> **The problem**
Lines before the one containing "Give me a plain-text" are excluded; retype that line and all remaining lines of the material exactly.

* * *

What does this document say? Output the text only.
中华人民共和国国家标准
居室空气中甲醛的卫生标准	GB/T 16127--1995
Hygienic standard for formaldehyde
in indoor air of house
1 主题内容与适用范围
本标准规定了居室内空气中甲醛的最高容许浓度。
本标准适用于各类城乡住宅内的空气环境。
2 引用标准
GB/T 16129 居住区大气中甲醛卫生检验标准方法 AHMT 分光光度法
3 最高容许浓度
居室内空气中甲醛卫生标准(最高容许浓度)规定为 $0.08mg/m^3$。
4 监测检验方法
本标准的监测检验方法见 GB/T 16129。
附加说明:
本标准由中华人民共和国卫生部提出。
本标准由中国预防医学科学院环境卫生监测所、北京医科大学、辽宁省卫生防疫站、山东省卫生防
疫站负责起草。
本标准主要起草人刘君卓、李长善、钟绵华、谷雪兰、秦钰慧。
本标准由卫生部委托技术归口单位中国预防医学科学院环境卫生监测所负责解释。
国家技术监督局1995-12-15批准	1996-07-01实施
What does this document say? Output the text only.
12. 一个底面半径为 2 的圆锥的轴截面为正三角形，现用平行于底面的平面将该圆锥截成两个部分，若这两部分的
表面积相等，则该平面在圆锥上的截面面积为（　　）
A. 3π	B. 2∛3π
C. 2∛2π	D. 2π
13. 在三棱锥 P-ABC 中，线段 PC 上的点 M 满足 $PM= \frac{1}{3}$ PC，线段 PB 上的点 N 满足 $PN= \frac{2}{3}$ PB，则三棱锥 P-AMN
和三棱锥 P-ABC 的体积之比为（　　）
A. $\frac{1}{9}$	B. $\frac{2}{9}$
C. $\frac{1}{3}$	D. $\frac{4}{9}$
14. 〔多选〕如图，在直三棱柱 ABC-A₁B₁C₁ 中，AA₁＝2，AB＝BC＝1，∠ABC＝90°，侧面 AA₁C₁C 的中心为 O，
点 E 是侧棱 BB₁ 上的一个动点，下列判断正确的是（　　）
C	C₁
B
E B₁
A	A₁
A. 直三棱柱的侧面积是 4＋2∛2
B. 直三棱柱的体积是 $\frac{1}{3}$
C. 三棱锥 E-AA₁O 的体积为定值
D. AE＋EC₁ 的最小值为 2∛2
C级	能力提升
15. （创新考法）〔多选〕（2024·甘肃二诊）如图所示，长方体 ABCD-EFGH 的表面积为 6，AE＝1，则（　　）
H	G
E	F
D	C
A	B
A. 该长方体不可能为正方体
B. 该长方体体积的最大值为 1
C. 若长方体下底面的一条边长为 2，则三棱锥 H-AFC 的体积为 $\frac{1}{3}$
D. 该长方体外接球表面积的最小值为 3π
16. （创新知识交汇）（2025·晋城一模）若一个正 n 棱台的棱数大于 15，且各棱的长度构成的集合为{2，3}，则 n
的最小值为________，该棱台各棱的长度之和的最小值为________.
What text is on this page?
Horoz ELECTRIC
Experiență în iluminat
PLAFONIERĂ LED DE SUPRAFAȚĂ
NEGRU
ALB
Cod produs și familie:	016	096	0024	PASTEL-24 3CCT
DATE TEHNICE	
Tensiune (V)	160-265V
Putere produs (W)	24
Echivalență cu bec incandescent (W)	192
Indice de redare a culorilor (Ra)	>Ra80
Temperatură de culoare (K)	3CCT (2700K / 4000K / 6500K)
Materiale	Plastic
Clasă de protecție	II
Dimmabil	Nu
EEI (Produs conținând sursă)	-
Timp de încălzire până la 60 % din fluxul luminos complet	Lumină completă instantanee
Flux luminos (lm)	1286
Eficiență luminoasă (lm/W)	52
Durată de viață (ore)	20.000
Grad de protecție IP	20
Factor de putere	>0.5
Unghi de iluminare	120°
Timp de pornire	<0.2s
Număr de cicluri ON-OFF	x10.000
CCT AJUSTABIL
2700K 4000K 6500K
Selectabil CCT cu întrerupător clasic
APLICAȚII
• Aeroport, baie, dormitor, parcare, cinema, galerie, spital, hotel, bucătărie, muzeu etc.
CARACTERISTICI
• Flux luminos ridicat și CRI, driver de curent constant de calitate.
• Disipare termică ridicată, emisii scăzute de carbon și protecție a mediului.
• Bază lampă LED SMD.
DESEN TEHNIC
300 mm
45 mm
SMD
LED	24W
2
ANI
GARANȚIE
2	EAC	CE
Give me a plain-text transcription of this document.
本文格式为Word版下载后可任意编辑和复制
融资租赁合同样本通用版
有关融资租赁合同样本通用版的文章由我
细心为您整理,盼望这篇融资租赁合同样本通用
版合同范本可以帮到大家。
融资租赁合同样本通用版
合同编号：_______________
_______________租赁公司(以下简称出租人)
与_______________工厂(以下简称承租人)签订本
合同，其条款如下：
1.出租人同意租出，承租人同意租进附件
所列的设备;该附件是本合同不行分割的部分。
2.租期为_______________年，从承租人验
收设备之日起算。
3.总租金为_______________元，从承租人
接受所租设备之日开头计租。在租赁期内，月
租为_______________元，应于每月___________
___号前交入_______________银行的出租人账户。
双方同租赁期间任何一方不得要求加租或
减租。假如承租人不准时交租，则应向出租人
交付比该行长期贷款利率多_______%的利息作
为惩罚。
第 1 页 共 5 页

* * *

> **Full solution**
Give me a plain-text transcription of this document.
本文格式为Word版下载后可任意编辑和复制
融资租赁合同样本通用版
有关融资租赁合同样本通用版的文章由我
细心为您整理,盼望这篇融资租赁合同样本通用
版合同范本可以帮到大家。
融资租赁合同样本通用版
合同编号：_______________
_______________租赁公司(以下简称出租人)
与_______________工厂(以下简称承租人)签订本
合同，其条款如下：
1.出租人同意租出，承租人同意租进附件
所列的设备;该附件是本合同不行分割的部分。
2.租期为_______________年，从承租人验
收设备之日起算。
3.总租金为_______________元，从承租人
接受所租设备之日开头计租。在租赁期内，月
租为_______________元，应于每月___________
___号前交入_______________银行的出租人账户。
双方同租赁期间任何一方不得要求加租或
减租。假如承租人不准时交租，则应向出租人
交付比该行长期贷款利率多_______%的利息作
为惩罚。
第 1 页 共 5 页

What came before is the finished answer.